EXERCISE:
Recast the data below as a Markdown table with the columns "No." and "Entry," one numbered row per line. Leave out blank lines and pictures.

** Start DATA TO USE **

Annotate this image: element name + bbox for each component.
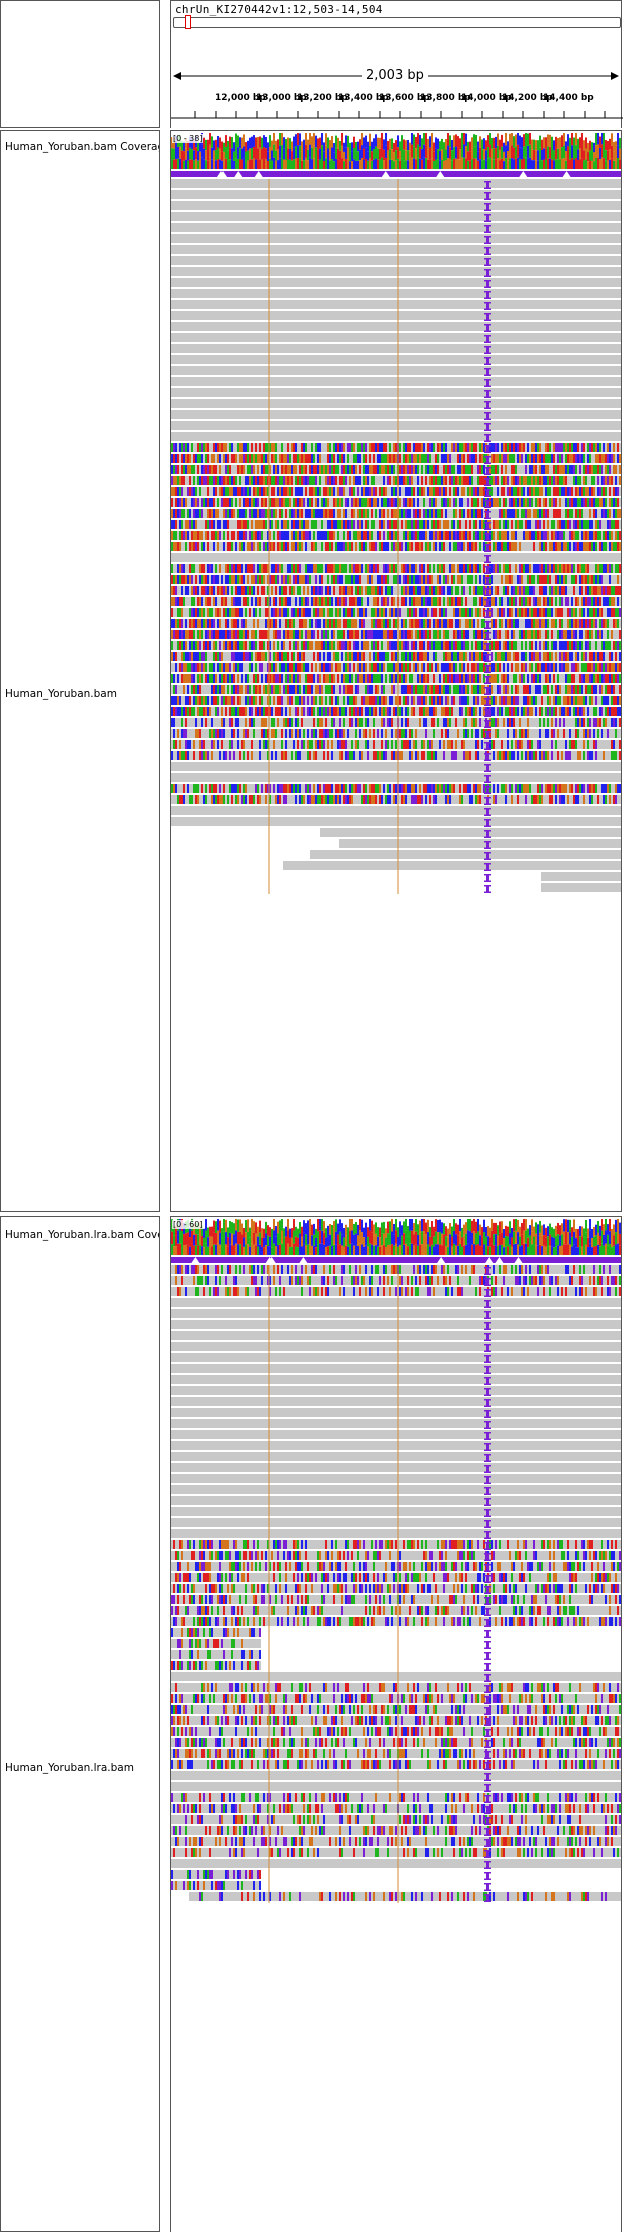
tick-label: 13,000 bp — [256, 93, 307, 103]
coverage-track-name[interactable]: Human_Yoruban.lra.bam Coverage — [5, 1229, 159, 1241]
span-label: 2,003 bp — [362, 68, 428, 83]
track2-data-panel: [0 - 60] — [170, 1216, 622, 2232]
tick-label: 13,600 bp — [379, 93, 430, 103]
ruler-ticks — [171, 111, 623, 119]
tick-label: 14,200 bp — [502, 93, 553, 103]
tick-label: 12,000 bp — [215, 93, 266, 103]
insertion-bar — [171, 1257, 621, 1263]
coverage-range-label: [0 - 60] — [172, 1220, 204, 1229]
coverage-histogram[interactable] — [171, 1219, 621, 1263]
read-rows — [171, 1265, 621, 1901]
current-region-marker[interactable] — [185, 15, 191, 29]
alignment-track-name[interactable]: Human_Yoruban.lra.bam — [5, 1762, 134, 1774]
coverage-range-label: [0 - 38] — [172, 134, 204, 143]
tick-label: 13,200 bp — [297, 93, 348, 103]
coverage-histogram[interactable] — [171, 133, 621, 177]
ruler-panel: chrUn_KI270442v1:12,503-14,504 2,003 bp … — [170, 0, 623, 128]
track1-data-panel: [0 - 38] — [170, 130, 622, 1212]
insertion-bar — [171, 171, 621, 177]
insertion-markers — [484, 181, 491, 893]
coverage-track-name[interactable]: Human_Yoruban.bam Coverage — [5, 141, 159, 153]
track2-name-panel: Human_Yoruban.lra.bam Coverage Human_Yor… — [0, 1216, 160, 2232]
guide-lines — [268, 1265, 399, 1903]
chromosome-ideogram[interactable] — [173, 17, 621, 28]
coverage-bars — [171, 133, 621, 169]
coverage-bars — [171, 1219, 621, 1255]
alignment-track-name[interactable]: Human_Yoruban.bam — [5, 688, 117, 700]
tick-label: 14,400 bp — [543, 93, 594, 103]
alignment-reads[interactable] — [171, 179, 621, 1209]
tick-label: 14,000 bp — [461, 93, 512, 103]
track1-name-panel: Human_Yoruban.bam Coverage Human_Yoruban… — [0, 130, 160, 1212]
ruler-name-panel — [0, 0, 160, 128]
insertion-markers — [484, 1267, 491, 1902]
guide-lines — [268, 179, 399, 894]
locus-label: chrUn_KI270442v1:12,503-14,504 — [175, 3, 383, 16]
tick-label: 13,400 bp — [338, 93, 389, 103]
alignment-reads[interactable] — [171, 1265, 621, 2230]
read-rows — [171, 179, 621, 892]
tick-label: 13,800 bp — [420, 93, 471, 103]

** End DATA TO USE **

RESULT OF THE EXERCISE:
| No. | Entry |
|---|---|
| 1 | Annotate this image: element name + bbox for each component. |
| 2 | tick-label: 13,000 bp — [256, 93, 307, 103] |
| 3 | coverage-track-name[interactable]: Human_Yoruban.lra.bam Coverage — [5, 1229, 159, 1241] |
| 4 | span-label: 2,003 bp — [362, 68, 428, 83] |
| 5 | track2-data-panel: [0 - 60] — [170, 1216, 622, 2232] |
| 6 | tick-label: 13,600 bp — [379, 93, 430, 103] |
| 7 | ruler-ticks — [171, 111, 623, 119] |
| 8 | tick-label: 14,200 bp — [502, 93, 553, 103] |
| 9 | tick-label: 12,000 bp — [215, 93, 266, 103] |
| 10 | insertion-bar — [171, 1257, 621, 1263] |
| 11 | coverage-range-label: [0 - 60] — [172, 1220, 204, 1229] |
| 12 | coverage-histogram[interactable] — [171, 1219, 621, 1263] |
| 13 | read-rows — [171, 1265, 621, 1901] |
| 14 | current-region-marker[interactable] — [185, 15, 191, 29] |
| 15 | alignment-track-name[interactable]: Human_Yoruban.lra.bam — [5, 1762, 134, 1774] |
| 16 | coverage-range-label: [0 - 38] — [172, 134, 204, 143] |
| 17 | tick-label: 13,200 bp — [297, 93, 348, 103] |
| 18 | coverage-histogram[interactable] — [171, 133, 621, 177] |
| 19 | ruler-panel: chrUn_KI270442v1:12,503-14,504 2,003 bp … — [170, 0, 623, 128] |
| 20 | track1-data-panel: [0 - 38] — [170, 130, 622, 1212] |
| 21 | insertion-bar — [171, 171, 621, 177] |
| 22 | insertion-markers — [484, 181, 491, 893] |
| 23 | coverage-track-name[interactable]: Human_Yoruban.bam Coverage — [5, 141, 159, 153] |
| 24 | track2-name-panel: Human_Yoruban.lra.bam Coverage Human_Yor… — [0, 1216, 160, 2232] |
| 25 | guide-lines — [268, 1265, 399, 1903] |
| 26 | chromosome-ideogram[interactable] — [173, 17, 621, 28] |
| 27 | coverage-bars — [171, 133, 621, 169] |
| 28 | coverage-bars — [171, 1219, 621, 1255] |
| 29 | alignment-track-name[interactable]: Human_Yoruban.bam — [5, 688, 117, 700] |
| 30 | tick-label: 14,400 bp — [543, 93, 594, 103] |
| 31 | alignment-reads[interactable] — [171, 179, 621, 1209] |
| 32 | tick-label: 14,000 bp — [461, 93, 512, 103] |
| 33 | track1-name-panel: Human_Yoruban.bam Coverage Human_Yoruban… — [0, 130, 160, 1212] |
| 34 | ruler-name-panel — [0, 0, 160, 128] |
| 35 | insertion-markers — [484, 1267, 491, 1902] |
| 36 | guide-lines — [268, 179, 399, 894] |
| 37 | locus-label: chrUn_KI270442v1:12,503-14,504 — [175, 3, 383, 16] |
| 38 | tick-label: 13,400 bp — [338, 93, 389, 103] |
| 39 | alignment-reads[interactable] — [171, 1265, 621, 2230] |
| 40 | read-rows — [171, 179, 621, 892] |
| 41 | tick-label: 13,800 bp — [420, 93, 471, 103] |